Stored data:
==========

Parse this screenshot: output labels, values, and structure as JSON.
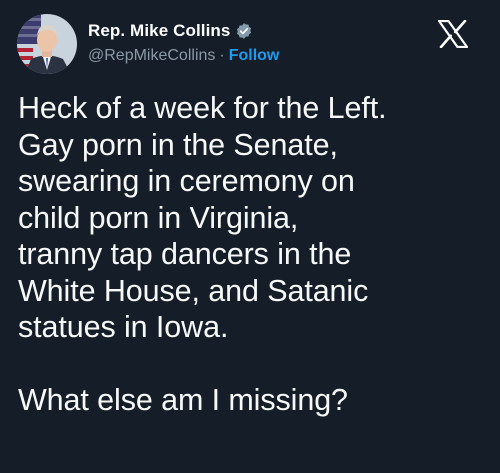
{
  "author": {
    "display_name": "Rep. Mike Collins",
    "handle": "@RepMikeCollins",
    "separator": "·",
    "follow_label": "Follow",
    "verified": true
  },
  "tweet": {
    "text": "Heck of a week for the Left.\nGay porn in the Senate,\nswearing in ceremony on\nchild porn in Virginia,\ntranny tap dancers in the\nWhite House, and Satanic\nstatues in Iowa.\n\nWhat else am I missing?"
  },
  "icons": {
    "avatar": "profile-photo",
    "verified": "verified-badge-icon",
    "platform": "x-logo-icon"
  },
  "colors": {
    "background": "#151e28",
    "text": "#f7f9f9",
    "secondary_text": "#8b98a5",
    "accent": "#1d9bf0"
  }
}
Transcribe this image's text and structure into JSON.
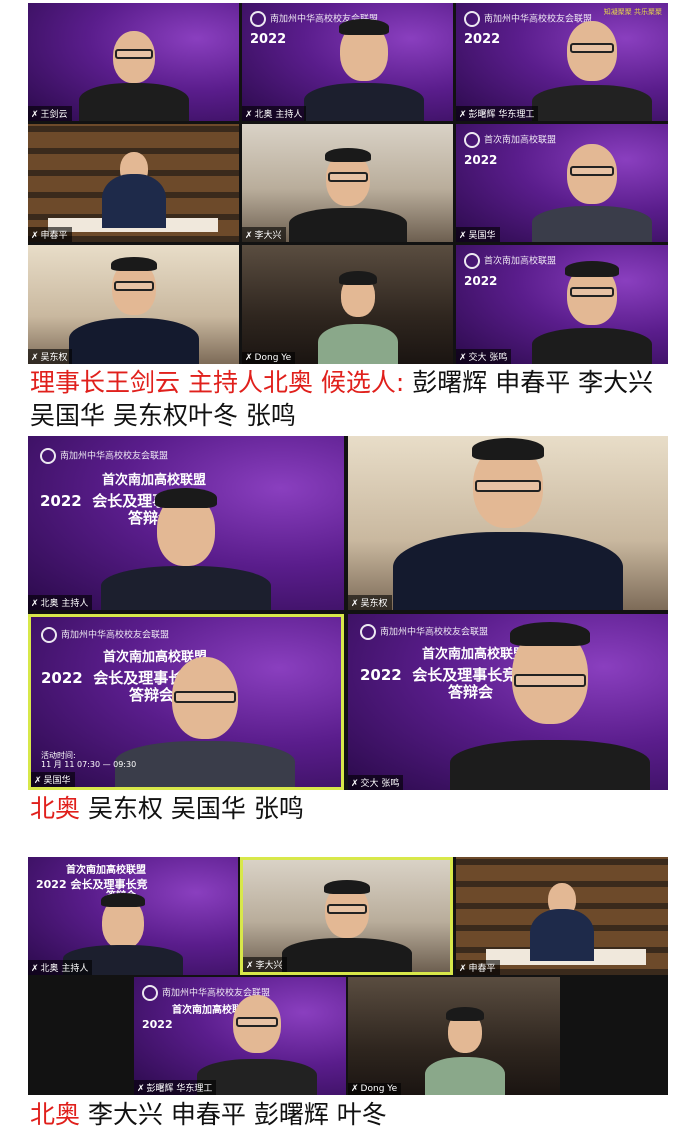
{
  "section1": {
    "tiles": [
      {
        "name": "王剑云",
        "banner": false
      },
      {
        "name": "北奥 主持人",
        "banner": true
      },
      {
        "name": "彭曙辉 华东理工",
        "banner": true
      },
      {
        "name": "申春平",
        "banner": false
      },
      {
        "name": "李大兴",
        "banner": false
      },
      {
        "name": "吴国华",
        "banner": true
      },
      {
        "name": "吴东权",
        "banner": false
      },
      {
        "name": "Dong Ye",
        "banner": false
      },
      {
        "name": "交大 张鸣",
        "banner": true
      }
    ],
    "caption_red": "理事长王剑云  主持人北奥  候选人:",
    "caption_black": " 彭曙辉 申春平 李大兴  吴国华 吴东权叶冬 张鸣"
  },
  "banner": {
    "org": "南加州中华高校校友会联盟",
    "line1": "首次南加高校联盟",
    "year": "2022",
    "line2": "会长及理事长竞",
    "line3": "答辩会",
    "time_label": "活动时间:",
    "time": "11 月 11 07:30 — 09:30",
    "slogan": "知凝聚聚 共乐聚聚"
  },
  "section2": {
    "tiles": [
      {
        "name": "北奥 主持人"
      },
      {
        "name": "吴东权"
      },
      {
        "name": "吴国华"
      },
      {
        "name": "交大 张鸣"
      }
    ],
    "caption_red": "北奥",
    "caption_black": " 吴东权 吴国华 张鸣"
  },
  "section3": {
    "tiles": [
      {
        "name": "北奥 主持人"
      },
      {
        "name": "李大兴"
      },
      {
        "name": "申春平"
      },
      {
        "name": "彭曙辉 华东理工"
      },
      {
        "name": "Dong Ye"
      }
    ],
    "caption_red": "北奥",
    "caption_black": "   李大兴 申春平 彭曙辉 叶冬"
  },
  "colors": {
    "caption_red": "#e0201c",
    "active_border": "#d8e84a",
    "banner_purple": "#5a1d8c"
  },
  "icons": [
    "mic-muted-icon",
    "org-logo-icon"
  ]
}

==========

**INSTRUCTIONS FOR THE TASK**
Reproduce the data verbatim. Do not carry any picture into the copy.

**SOLVED EXERCISE**
Parse this screenshot: output labels, values, and structure as JSON.
{
  "author": {
    "display_name": "Rep. Mike Collins",
    "handle": "@RepMikeCollins",
    "separator": "·",
    "follow_label": "Follow",
    "verified": true
  },
  "tweet": {
    "text": "Heck of a week for the Left.\nGay porn in the Senate,\nswearing in ceremony on\nchild porn in Virginia,\ntranny tap dancers in the\nWhite House, and Satanic\nstatues in Iowa.\n\nWhat else am I missing?"
  },
  "icons": {
    "avatar": "profile-photo",
    "verified": "verified-badge-icon",
    "platform": "x-logo-icon"
  },
  "colors": {
    "background": "#151e28",
    "text": "#f7f9f9",
    "secondary_text": "#8b98a5",
    "accent": "#1d9bf0"
  }
}
Transcribe this image's text and structure into JSON.
{
  "section1": {
    "tiles": [
      {
        "name": "王剑云",
        "banner": false
      },
      {
        "name": "北奥 主持人",
        "banner": true
      },
      {
        "name": "彭曙辉 华东理工",
        "banner": true
      },
      {
        "name": "申春平",
        "banner": false
      },
      {
        "name": "李大兴",
        "banner": false
      },
      {
        "name": "吴国华",
        "banner": true
      },
      {
        "name": "吴东权",
        "banner": false
      },
      {
        "name": "Dong Ye",
        "banner": false
      },
      {
        "name": "交大 张鸣",
        "banner": true
      }
    ],
    "caption_red": "理事长王剑云  主持人北奥  候选人:",
    "caption_black": " 彭曙辉 申春平 李大兴  吴国华 吴东权叶冬 张鸣"
  },
  "banner": {
    "org": "南加州中华高校校友会联盟",
    "line1": "首次南加高校联盟",
    "year": "2022",
    "line2": "会长及理事长竞",
    "line3": "答辩会",
    "time_label": "活动时间:",
    "time": "11 月 11 07:30 — 09:30",
    "slogan": "知凝聚聚 共乐聚聚"
  },
  "section2": {
    "tiles": [
      {
        "name": "北奥 主持人"
      },
      {
        "name": "吴东权"
      },
      {
        "name": "吴国华"
      },
      {
        "name": "交大 张鸣"
      }
    ],
    "caption_red": "北奥",
    "caption_black": " 吴东权 吴国华 张鸣"
  },
  "section3": {
    "tiles": [
      {
        "name": "北奥 主持人"
      },
      {
        "name": "李大兴"
      },
      {
        "name": "申春平"
      },
      {
        "name": "彭曙辉 华东理工"
      },
      {
        "name": "Dong Ye"
      }
    ],
    "caption_red": "北奥",
    "caption_black": "   李大兴 申春平 彭曙辉 叶冬"
  },
  "colors": {
    "caption_red": "#e0201c",
    "active_border": "#d8e84a",
    "banner_purple": "#5a1d8c"
  },
  "icons": [
    "mic-muted-icon",
    "org-logo-icon"
  ]
}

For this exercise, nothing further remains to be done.